● **EXERCISE DESCRIPTION**
Return all lines in the material below that contain "necessary".

● **Collected data entries**
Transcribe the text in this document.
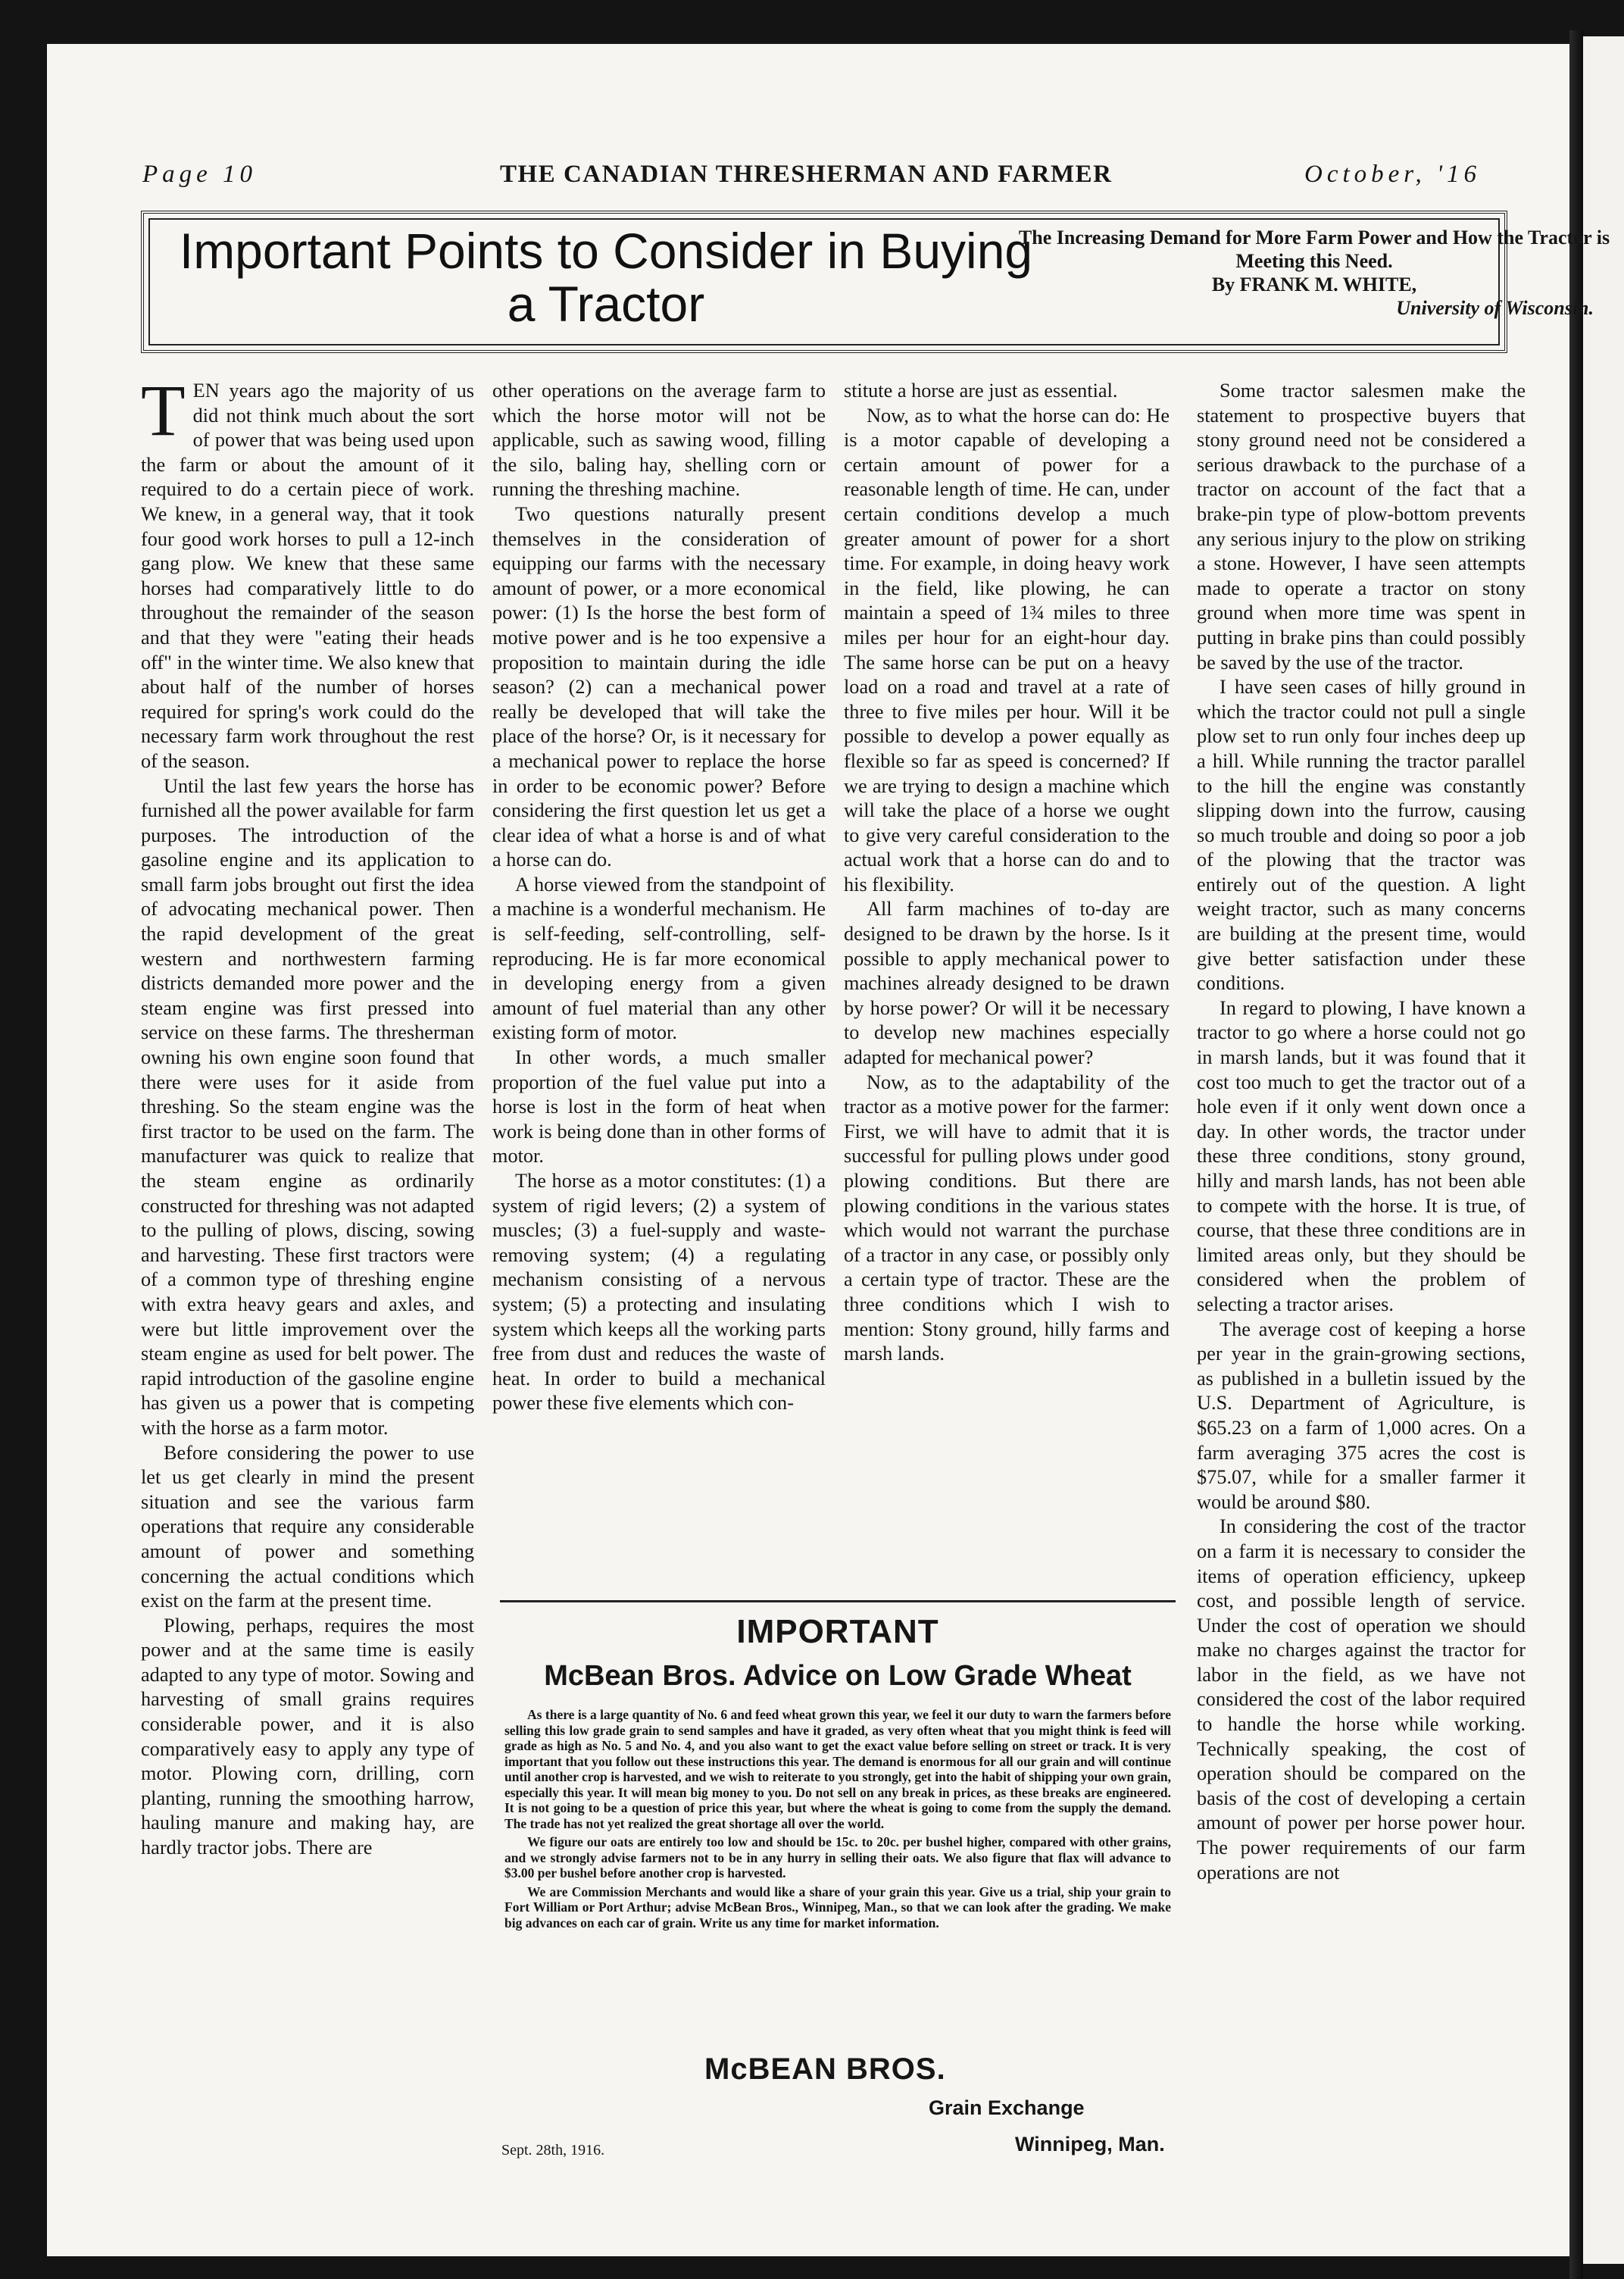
Page 10	THE CANADIAN THRESHERMAN AND FARMER	October, '16
Important Points to Consider in Buying a Tractor
The Increasing Demand for More Farm Power and How the Tractor is Meeting this Need.
By FRANK M. WHITE,
University of Wisconsin.

TEN years ago the majority of us did not think much about the sort of power that was being used upon the farm or about the amount of it required to do a certain piece of work. We knew, in a general way, that it took four good work horses to pull a 12-inch gang plow. We knew that these same horses had comparatively little to do throughout the remainder of the season and that they were "eating their heads off" in the winter time. We also knew that about half of the number of horses required for spring's work could do the necessary farm work throughout the rest of the season.

Until the last few years the horse has furnished all the power available for farm purposes. The introduction of the gasoline engine and its application to small farm jobs brought out first the idea of advocating mechanical power. Then the rapid development of the great western and northwestern farming districts demanded more power and the steam engine was first pressed into service on these farms. The thresherman owning his own engine soon found that there were uses for it aside from threshing. So the steam engine was the first tractor to be used on the farm. The manufacturer was quick to realize that the steam engine as ordinarily constructed for threshing was not adapted to the pulling of plows, discing, sowing and harvesting. These first tractors were of a common type of threshing engine with extra heavy gears and axles, and were but little improvement over the steam engine as used for belt power. The rapid introduction of the gasoline engine has given us a power that is competing with the horse as a farm motor.

Before considering the power to use let us get clearly in mind the present situation and see the various farm operations that require any considerable amount of power and something concerning the actual conditions which exist on the farm at the present time.

Plowing, perhaps, requires the most power and at the same time is easily adapted to any type of motor. Sowing and harvesting of small grains requires considerable power, and it is also comparatively easy to apply any type of motor. Plowing corn, drilling, corn planting, running the smoothing harrow, hauling manure and making hay, are hardly tractor jobs. There are

other operations on the average farm to which the horse motor will not be applicable, such as sawing wood, filling the silo, baling hay, shelling corn or running the threshing machine.

Two questions naturally present themselves in the consideration of equipping our farms with the necessary amount of power, or a more economical power: (1) Is the horse the best form of motive power and is he too expensive a proposition to maintain during the idle season? (2) can a mechanical power really be developed that will take the place of the horse? Or, is it necessary for a mechanical power to replace the horse in order to be economic power? Before considering the first question let us get a clear idea of what a horse is and of what a horse can do.

A horse viewed from the standpoint of a machine is a wonderful mechanism. He is self-feeding, self-controlling, self-reproducing. He is far more economical in developing energy from a given amount of fuel material than any other existing form of motor.

In other words, a much smaller proportion of the fuel value put into a horse is lost in the form of heat when work is being done than in other forms of motor.

The horse as a motor constitutes: (1) a system of rigid levers; (2) a system of muscles; (3) a fuel-supply and waste-removing system; (4) a regulating mechanism consisting of a nervous system; (5) a protecting and insulating system which keeps all the working parts free from dust and reduces the waste of heat. In order to build a mechanical power these five elements which con-

stitute a horse are just as essential.

Now, as to what the horse can do: He is a motor capable of developing a certain amount of power for a reasonable length of time. He can, under certain conditions develop a much greater amount of power for a short time. For example, in doing heavy work in the field, like plowing, he can maintain a speed of 1¾ miles to three miles per hour for an eight-hour day. The same horse can be put on a heavy load on a road and travel at a rate of three to five miles per hour. Will it be possible to develop a power equally as flexible so far as speed is concerned? If we are trying to design a machine which will take the place of a horse we ought to give very careful consideration to the actual work that a horse can do and to his flexibility.

All farm machines of to-day are designed to be drawn by the horse. Is it possible to apply mechanical power to machines already designed to be drawn by horse power? Or will it be necessary to develop new machines especially adapted for mechanical power?

Now, as to the adaptability of the tractor as a motive power for the farmer: First, we will have to admit that it is successful for pulling plows under good plowing conditions. But there are plowing conditions in the various states which would not warrant the purchase of a tractor in any case, or possibly only a certain type of tractor. These are the three conditions which I wish to mention: Stony ground, hilly farms and marsh lands.

Some tractor salesmen make the statement to prospective buyers that stony ground need not be considered a serious drawback to the purchase of a tractor on account of the fact that a brake-pin type of plow-bottom prevents any serious injury to the plow on striking a stone. However, I have seen attempts made to operate a tractor on stony ground when more time was spent in putting in brake pins than could possibly be saved by the use of the tractor.

I have seen cases of hilly ground in which the tractor could not pull a single plow set to run only four inches deep up a hill. While running the tractor parallel to the hill the engine was constantly slipping down into the furrow, causing so much trouble and doing so poor a job of the plowing that the tractor was entirely out of the question. A light weight tractor, such as many concerns are building at the present time, would give better satisfaction under these conditions.

In regard to plowing, I have known a tractor to go where a horse could not go in marsh lands, but it was found that it cost too much to get the tractor out of a hole even if it only went down once a day. In other words, the tractor under these three conditions, stony ground, hilly and marsh lands, has not been able to compete with the horse. It is true, of course, that these three conditions are in limited areas only, but they should be considered when the problem of selecting a tractor arises.

The average cost of keeping a horse per year in the grain-growing sections, as published in a bulletin issued by the U.S. Department of Agriculture, is $65.23 on a farm of 1,000 acres. On a farm averaging 375 acres the cost is $75.07, while for a smaller farmer it would be around $80.

In considering the cost of the tractor on a farm it is necessary to consider the items of operation efficiency, upkeep cost, and possible length of service. Under the cost of operation we should make no charges against the tractor for labor in the field, as we have not considered the cost of the labor required to handle the horse while working. Technically speaking, the cost of operation should be compared on the basis of the cost of developing a certain amount of power per horse power hour. The power requirements of our farm operations are not

IMPORTANT
McBean Bros. Advice on Low Grade Wheat

As there is a large quantity of No. 6 and feed wheat grown this year, we feel it our duty to warn the farmers before selling this low grade grain to send samples and have it graded, as very often wheat that you might think is feed will grade as high as No. 5 and No. 4, and you also want to get the exact value before selling on street or track. It is very important that you follow out these instructions this year. The demand is enormous for all our grain and will continue until another crop is harvested, and we wish to reiterate to you strongly, get into the habit of shipping your own grain, especially this year. It will mean big money to you. Do not sell on any break in prices, as these breaks are engineered. It is not going to be a question of price this year, but where the wheat is going to come from the supply the demand. The trade has not yet realized the great shortage all over the world.

We figure our oats are entirely too low and should be 15c. to 20c. per bushel higher, compared with other grains, and we strongly advise farmers not to be in any hurry in selling their oats. We also figure that flax will advance to $3.00 per bushel before another crop is harvested.

We are Commission Merchants and would like a share of your grain this year. Give us a trial, ship your grain to Fort William or Port Arthur; advise McBean Bros., Winnipeg, Man., so that we can look after the grading. We make big advances on each car of grain. Write us any time for market information.

McBEAN BROS.
Grain Exchange
Sept. 28th, 1916.	Winnipeg, Man.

● **CORRECT RESPONSE**
TEN years ago the majority of us did not think much about the sort of power that was being used upon the farm or about the amount of it required to do a certain piece of work. We knew, in a general way, that it took four good work horses to pull a 12-inch gang plow. We knew that these same horses had comparatively little to do throughout the remainder of the season and that they were "eating their heads off" in the winter time. We also knew that about half of the number of horses required for spring's work could do the necessary farm work throughout the rest of the season.
Two questions naturally present themselves in the consideration of equipping our farms with the necessary amount of power, or a more economical power: (1) Is the horse the best form of motive power and is he too expensive a proposition to maintain during the idle season? (2) can a mechanical power really be developed that will take the place of the horse? Or, is it necessary for a mechanical power to replace the horse in order to be economic power? Before considering the first question let us get a clear idea of what a horse is and of what a horse can do.
All farm machines of to-day are designed to be drawn by the horse. Is it possible to apply mechanical power to machines already designed to be drawn by horse power? Or will it be necessary to develop new machines especially adapted for mechanical power?
In considering the cost of the tractor on a farm it is necessary to consider the items of operation efficiency, upkeep cost, and possible length of service. Under the cost of operation we should make no charges against the tractor for labor in the field, as we have not considered the cost of the labor required to handle the horse while working. Technically speaking, the cost of operation should be compared on the basis of the cost of developing a certain amount of power per horse power hour. The power requirements of our farm operations are not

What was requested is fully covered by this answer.